→ Direction
Each entry below is to be extracted exactly.

=== Records provided ===

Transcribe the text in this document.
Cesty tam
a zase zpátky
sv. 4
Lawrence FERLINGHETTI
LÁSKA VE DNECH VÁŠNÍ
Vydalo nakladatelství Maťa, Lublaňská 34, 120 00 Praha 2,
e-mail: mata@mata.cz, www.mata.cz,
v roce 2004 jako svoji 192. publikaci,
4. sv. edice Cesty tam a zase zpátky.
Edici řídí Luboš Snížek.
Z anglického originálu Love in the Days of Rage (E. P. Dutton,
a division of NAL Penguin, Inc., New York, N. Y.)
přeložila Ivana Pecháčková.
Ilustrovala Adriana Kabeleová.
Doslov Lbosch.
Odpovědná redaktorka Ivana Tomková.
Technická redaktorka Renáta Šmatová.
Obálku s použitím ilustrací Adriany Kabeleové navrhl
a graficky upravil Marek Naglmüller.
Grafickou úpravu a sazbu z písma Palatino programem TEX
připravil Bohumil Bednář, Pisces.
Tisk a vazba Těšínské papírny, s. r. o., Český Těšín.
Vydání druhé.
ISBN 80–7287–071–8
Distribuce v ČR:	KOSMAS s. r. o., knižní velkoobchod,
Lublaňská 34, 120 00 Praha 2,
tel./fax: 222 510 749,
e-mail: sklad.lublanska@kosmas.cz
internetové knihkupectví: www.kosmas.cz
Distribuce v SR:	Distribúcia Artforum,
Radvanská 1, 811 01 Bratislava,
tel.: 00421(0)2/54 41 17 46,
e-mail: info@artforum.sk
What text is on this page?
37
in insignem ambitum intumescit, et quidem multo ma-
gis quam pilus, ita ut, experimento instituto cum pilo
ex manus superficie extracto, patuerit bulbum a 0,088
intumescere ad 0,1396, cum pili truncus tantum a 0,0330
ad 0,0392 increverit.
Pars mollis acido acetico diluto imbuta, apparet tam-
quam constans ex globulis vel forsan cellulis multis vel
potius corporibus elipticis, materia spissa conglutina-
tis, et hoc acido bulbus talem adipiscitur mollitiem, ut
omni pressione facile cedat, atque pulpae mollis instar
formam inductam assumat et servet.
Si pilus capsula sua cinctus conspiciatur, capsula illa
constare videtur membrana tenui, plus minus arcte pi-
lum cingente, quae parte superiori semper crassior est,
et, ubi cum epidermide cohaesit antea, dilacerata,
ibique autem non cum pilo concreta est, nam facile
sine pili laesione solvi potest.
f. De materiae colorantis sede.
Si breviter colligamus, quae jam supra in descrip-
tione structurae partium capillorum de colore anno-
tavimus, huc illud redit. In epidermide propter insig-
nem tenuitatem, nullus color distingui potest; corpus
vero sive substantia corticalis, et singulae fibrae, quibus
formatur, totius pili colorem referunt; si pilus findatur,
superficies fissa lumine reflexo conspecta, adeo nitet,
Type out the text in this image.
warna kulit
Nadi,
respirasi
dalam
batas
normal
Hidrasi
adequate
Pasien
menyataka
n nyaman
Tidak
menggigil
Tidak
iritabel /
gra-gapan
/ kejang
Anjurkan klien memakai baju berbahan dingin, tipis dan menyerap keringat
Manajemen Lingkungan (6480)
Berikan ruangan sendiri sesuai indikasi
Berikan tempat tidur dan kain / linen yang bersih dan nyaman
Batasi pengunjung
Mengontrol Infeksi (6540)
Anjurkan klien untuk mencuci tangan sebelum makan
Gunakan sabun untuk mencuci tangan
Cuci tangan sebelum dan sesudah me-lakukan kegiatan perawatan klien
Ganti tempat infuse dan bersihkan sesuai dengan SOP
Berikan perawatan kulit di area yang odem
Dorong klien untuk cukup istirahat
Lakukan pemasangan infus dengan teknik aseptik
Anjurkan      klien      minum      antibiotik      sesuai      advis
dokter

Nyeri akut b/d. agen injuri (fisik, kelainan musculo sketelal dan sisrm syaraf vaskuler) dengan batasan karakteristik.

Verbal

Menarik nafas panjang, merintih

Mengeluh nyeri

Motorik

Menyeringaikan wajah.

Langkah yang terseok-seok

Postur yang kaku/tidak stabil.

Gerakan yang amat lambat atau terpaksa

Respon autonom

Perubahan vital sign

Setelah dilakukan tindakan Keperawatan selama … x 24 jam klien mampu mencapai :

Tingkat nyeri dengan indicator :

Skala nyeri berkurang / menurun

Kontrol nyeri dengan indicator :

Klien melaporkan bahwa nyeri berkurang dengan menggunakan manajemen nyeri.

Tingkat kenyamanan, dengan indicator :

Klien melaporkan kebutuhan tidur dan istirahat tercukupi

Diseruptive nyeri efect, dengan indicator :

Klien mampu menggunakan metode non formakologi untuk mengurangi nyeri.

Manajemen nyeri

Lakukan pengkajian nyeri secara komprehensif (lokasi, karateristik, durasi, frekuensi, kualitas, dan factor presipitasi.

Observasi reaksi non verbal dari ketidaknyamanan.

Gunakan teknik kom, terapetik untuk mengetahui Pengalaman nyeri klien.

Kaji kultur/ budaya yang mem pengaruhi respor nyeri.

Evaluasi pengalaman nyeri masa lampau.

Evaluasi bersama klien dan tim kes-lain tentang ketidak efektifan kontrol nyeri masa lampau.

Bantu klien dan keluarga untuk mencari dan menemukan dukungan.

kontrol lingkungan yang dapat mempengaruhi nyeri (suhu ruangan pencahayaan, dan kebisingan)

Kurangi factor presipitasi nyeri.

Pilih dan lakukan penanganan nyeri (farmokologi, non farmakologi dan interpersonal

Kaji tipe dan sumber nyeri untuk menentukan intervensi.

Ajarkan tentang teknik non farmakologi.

===

→ Answer to the task
Transcribe the text in this document.
Cesty tam
a zase zpátky
sv. 4
Lawrence FERLINGHETTI
LÁSKA VE DNECH VÁŠNÍ
Vydalo nakladatelství Maťa, Lublaňská 34, 120 00 Praha 2,
e-mail: mata@mata.cz, www.mata.cz,
v roce 2004 jako svoji 192. publikaci,
4. sv. edice Cesty tam a zase zpátky.
Edici řídí Luboš Snížek.
Z anglického originálu Love in the Days of Rage (E. P. Dutton,
a division of NAL Penguin, Inc., New York, N. Y.)
přeložila Ivana Pecháčková.
Ilustrovala Adriana Kabeleová.
Doslov Lbosch.
Odpovědná redaktorka Ivana Tomková.
Technická redaktorka Renáta Šmatová.
Obálku s použitím ilustrací Adriany Kabeleové navrhl
a graficky upravil Marek Naglmüller.
Grafickou úpravu a sazbu z písma Palatino programem TEX
připravil Bohumil Bednář, Pisces.
Tisk a vazba Těšínské papírny, s. r. o., Český Těšín.
Vydání druhé.
ISBN 80–7287–071–8
Distribuce v ČR:	KOSMAS s. r. o., knižní velkoobchod,
Lublaňská 34, 120 00 Praha 2,
tel./fax: 222 510 749,
e-mail: sklad.lublanska@kosmas.cz
internetové knihkupectví: www.kosmas.cz
Distribuce v SR:	Distribúcia Artforum,
Radvanská 1, 811 01 Bratislava,
tel.: 00421(0)2/54 41 17 46,
e-mail: info@artforum.sk
What text is on this page?
37
in insignem ambitum intumescit, et quidem multo ma-
gis quam pilus, ita ut, experimento instituto cum pilo
ex manus superficie extracto, patuerit bulbum a 0,088
intumescere ad 0,1396, cum pili truncus tantum a 0,0330
ad 0,0392 increverit.
Pars mollis acido acetico diluto imbuta, apparet tam-
quam constans ex globulis vel forsan cellulis multis vel
potius corporibus elipticis, materia spissa conglutina-
tis, et hoc acido bulbus talem adipiscitur mollitiem, ut
omni pressione facile cedat, atque pulpae mollis instar
formam inductam assumat et servet.
Si pilus capsula sua cinctus conspiciatur, capsula illa
constare videtur membrana tenui, plus minus arcte pi-
lum cingente, quae parte superiori semper crassior est,
et, ubi cum epidermide cohaesit antea, dilacerata,
ibique autem non cum pilo concreta est, nam facile
sine pili laesione solvi potest.
f. De materiae colorantis sede.
Si breviter colligamus, quae jam supra in descrip-
tione structurae partium capillorum de colore anno-
tavimus, huc illud redit. In epidermide propter insig-
nem tenuitatem, nullus color distingui potest; corpus
vero sive substantia corticalis, et singulae fibrae, quibus
formatur, totius pili colorem referunt; si pilus findatur,
superficies fissa lumine reflexo conspecta, adeo nitet,
Type out the text in this image.
warna kulit
Nadi,
respirasi
dalam
batas
normal
Hidrasi
adequate
Pasien
menyataka
n nyaman
Tidak
menggigil
Tidak
iritabel /
gra-gapan
/ kejang
Anjurkan klien memakai baju berbahan dingin, tipis dan menyerap keringat
Manajemen Lingkungan (6480)
Berikan ruangan sendiri sesuai indikasi
Berikan tempat tidur dan kain / linen yang bersih dan nyaman
Batasi pengunjung
Mengontrol Infeksi (6540)
Anjurkan klien untuk mencuci tangan sebelum makan
Gunakan sabun untuk mencuci tangan
Cuci tangan sebelum dan sesudah me-lakukan kegiatan perawatan klien
Ganti tempat infuse dan bersihkan sesuai dengan SOP
Berikan perawatan kulit di area yang odem
Dorong klien untuk cukup istirahat
Lakukan pemasangan infus dengan teknik aseptik
Anjurkan      klien      minum      antibiotik      sesuai      advis
dokter

Nyeri akut b/d. agen injuri (fisik, kelainan musculo sketelal dan sisrm syaraf vaskuler) dengan batasan karakteristik.

Verbal

Menarik nafas panjang, merintih

Mengeluh nyeri

Motorik

Menyeringaikan wajah.

Langkah yang terseok-seok

Postur yang kaku/tidak stabil.

Gerakan yang amat lambat atau terpaksa

Respon autonom

Perubahan vital sign

Setelah dilakukan tindakan Keperawatan selama … x 24 jam klien mampu mencapai :

Tingkat nyeri dengan indicator :

Skala nyeri berkurang / menurun

Kontrol nyeri dengan indicator :

Klien melaporkan bahwa nyeri berkurang dengan menggunakan manajemen nyeri.

Tingkat kenyamanan, dengan indicator :

Klien melaporkan kebutuhan tidur dan istirahat tercukupi

Diseruptive nyeri efect, dengan indicator :

Klien mampu menggunakan metode non formakologi untuk mengurangi nyeri.

Manajemen nyeri

Lakukan pengkajian nyeri secara komprehensif (lokasi, karateristik, durasi, frekuensi, kualitas, dan factor presipitasi.

Observasi reaksi non verbal dari ketidaknyamanan.

Gunakan teknik kom, terapetik untuk mengetahui Pengalaman nyeri klien.

Kaji kultur/ budaya yang mem pengaruhi respor nyeri.

Evaluasi pengalaman nyeri masa lampau.

Evaluasi bersama klien dan tim kes-lain tentang ketidak efektifan kontrol nyeri masa lampau.

Bantu klien dan keluarga untuk mencari dan menemukan dukungan.

kontrol lingkungan yang dapat mempengaruhi nyeri (suhu ruangan pencahayaan, dan kebisingan)

Kurangi factor presipitasi nyeri.

Pilih dan lakukan penanganan nyeri (farmokologi, non farmakologi dan interpersonal

Kaji tipe dan sumber nyeri untuk menentukan intervensi.

Ajarkan tentang teknik non farmakologi.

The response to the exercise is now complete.